Ну а дальше что-то такое началось, во что я до сих пор не могу поверить, что все это было на самом деле.

Оцените материал

Просмотров: 34768

Толины письма. Финал

08/01/2010
Страницы:

©  РИА Фото

Толины письма. Финал
25 апреля

...Итак, значит, приперлись пьяный комбат и пьяный Боксер в палатку и всех жестоко попиздили. Особенно сильно досталось младшему сержанту Толмасову — его на следующий день положили в реанимацию. Он, впрочем, уже на момент этого пропиздона был в хуевом состоянии — весь опухший, отечный. Ноги как у слона, мошонка (я в бане видел) размером с грейпфрут. У него уже давно какие-то проблемы с почками, а тут он стоял дежурным и, вместо того чтобы всю ночь патрулировать на улице, зашел в палатку и где-то заснул. Его спалили комбат с Боксером, он был отпизжен. После чего его заставили рыть яму, где было по пояс воды, облачив в ОЗК — такой резиновый защитный костюм. Напомню, это было начало апреля, снег еще лежал...

А потом, на следующую ночь, он был еще раз отпизжен. Боксер глумился вовсю: кидал его через голову, пиздил, руками, ногами... Для такой здоровой туши это не составило труда. На следующий день Толмасова положили в реанимацию.

В общем, со временем это перестало быть исключением и стало правилом: комбат и Боксер напивались, строили батарею, начинали всех оскорблять, унижать, пиздить и бить. Короче, беспредельничали вовсю. Ну а дальше что-то такое началось, во что я до сих пор не могу поверить, что все это было на самом деле.

## Записи данных

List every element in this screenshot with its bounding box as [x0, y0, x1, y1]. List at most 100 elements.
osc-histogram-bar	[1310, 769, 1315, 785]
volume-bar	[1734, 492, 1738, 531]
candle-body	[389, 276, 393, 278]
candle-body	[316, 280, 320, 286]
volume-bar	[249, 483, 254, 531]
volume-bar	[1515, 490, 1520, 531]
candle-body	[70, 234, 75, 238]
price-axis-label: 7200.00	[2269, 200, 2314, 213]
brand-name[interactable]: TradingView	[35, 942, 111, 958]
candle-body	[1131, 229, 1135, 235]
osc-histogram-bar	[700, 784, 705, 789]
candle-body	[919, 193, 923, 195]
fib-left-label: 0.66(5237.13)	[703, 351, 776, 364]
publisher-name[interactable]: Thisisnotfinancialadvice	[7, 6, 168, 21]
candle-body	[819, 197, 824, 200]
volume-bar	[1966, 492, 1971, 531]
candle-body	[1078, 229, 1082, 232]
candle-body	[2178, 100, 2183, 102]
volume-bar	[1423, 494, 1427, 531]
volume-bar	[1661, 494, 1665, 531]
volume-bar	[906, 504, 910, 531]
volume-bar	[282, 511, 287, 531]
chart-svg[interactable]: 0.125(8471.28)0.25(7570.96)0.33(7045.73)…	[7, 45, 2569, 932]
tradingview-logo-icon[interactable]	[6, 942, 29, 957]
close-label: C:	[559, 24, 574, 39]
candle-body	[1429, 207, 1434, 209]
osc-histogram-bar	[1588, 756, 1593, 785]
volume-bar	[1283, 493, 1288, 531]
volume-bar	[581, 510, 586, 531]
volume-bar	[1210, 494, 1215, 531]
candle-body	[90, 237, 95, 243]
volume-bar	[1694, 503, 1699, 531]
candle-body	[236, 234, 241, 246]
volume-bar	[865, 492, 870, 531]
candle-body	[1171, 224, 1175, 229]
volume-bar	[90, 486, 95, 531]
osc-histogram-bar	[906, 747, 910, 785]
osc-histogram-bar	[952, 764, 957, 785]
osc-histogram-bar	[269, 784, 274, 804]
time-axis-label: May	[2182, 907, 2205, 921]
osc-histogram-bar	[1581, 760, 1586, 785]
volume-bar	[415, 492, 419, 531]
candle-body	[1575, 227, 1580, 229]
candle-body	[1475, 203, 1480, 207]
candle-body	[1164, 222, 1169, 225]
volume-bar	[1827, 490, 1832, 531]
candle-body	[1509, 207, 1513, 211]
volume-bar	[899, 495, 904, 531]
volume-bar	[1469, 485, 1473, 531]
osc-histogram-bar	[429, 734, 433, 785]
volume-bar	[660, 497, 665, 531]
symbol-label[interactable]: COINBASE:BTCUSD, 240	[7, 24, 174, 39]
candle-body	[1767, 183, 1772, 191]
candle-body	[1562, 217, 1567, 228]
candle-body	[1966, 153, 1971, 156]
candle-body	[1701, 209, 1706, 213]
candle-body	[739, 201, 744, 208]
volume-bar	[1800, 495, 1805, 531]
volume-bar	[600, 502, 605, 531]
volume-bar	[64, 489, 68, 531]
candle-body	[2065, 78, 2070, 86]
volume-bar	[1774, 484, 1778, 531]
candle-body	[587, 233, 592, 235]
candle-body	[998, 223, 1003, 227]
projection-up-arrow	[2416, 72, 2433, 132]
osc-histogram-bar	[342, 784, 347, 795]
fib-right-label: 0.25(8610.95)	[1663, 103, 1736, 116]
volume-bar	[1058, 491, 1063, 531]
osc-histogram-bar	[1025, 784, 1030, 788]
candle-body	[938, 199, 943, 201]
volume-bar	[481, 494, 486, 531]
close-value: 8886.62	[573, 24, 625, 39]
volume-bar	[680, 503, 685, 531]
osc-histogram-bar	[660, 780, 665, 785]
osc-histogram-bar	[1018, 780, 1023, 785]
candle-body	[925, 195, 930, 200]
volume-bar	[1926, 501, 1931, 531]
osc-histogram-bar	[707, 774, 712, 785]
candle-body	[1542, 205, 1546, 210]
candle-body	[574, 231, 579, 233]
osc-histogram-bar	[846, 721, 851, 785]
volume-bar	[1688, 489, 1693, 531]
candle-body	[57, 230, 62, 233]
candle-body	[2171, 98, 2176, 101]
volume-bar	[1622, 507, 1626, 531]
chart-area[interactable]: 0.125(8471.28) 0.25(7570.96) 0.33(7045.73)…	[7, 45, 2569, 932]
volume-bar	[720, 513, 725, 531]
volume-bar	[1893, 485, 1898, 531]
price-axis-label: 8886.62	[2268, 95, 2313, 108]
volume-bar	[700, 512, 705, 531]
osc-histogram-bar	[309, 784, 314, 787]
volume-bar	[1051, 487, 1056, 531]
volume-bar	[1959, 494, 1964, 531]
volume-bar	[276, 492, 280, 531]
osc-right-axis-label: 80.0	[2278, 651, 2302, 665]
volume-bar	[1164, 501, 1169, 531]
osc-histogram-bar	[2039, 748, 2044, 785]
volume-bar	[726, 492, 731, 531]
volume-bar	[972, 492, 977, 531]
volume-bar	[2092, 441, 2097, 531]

## ВАШИ ЗАДАНИЯ
1/ Кратко перескажите абзац отрывка о комбате и Боксере, который начинается словами «В общем, со временем», и сохраните его главные факты.
2/ Продолжите отрывок о комбате и Боксере с того места, где он заканчивается.

## ОТВЕТЫ К ЗАДАНИЯМ
1/ Со временем избиения превратились из исключения в правило. Комбат и Боксер напивались, строили батарею, оскорбляли, унижали и били всех, творя полный беспредел. Затем началось нечто, во что до сих пор трудно поверить.

2/
В очередной раз Боксер с комбатом ужрались после дивизионных стрельб. Сначала провели нам «утреннюю зарядку» — отбежали за ручей, чтоб всякие полковники-подполковники не видели, там всех поставили в упор лежа и стали качать. А по ходу дела и пиздить. Особенно досталось Великанову, которого Боксер сильно не любит. Его он отвел к ручью, там пиздил, а потом стал натурально топить в ручье, пока он, Великанов, не вырвался каким-то чудом и не убежал в лагерь. Батарея в лагерь возвращалась гуськом.

Потом Боксер, комбат и прочие пошли дальше промывать водкой честь русского офицера. Старшина же взял восемь человек, которым надо было на почту — переводы получить, потом сразу зайти в магазин, купить всякого хавчика. Боксер с комбатом построили остатки батареи и стали всех пиздить. Заряжающих — за то, что плохо заряжают. Наводчиков — за то, что плохо наводят. Связистов — за то, что плохо связываются, командиров — за то, что плохо командуют...

Этот беспредел увидел майор Малюта. Будучи прямым начальником комбату, Боксеру и всем нам, он приказал батарее разойтись. Приказ был исполнен с большим усердием и рвением. Но стоило Малюте уйти, комбат и Боксер вновь построили всю батарею в две шеренги, стали ходить и пиздить всех. Комбат был пьяный, Боксер — очень пьяный. Малюта снова увидел и снова разогнал. Через пару минут он ушел, а нас опять построили.

Едва не падая с ног, Боксер завел бензопилу и стал размахивать ей перед лицами первой шеренги. Мы молились, чтоб если он начнет падать, то падал бы назад, а не на нас... Комбат взял топор и стал махать им перед нами. Они уже даже не говорили ничего, только ругались, матюгались и размахивали топором да бензопилой.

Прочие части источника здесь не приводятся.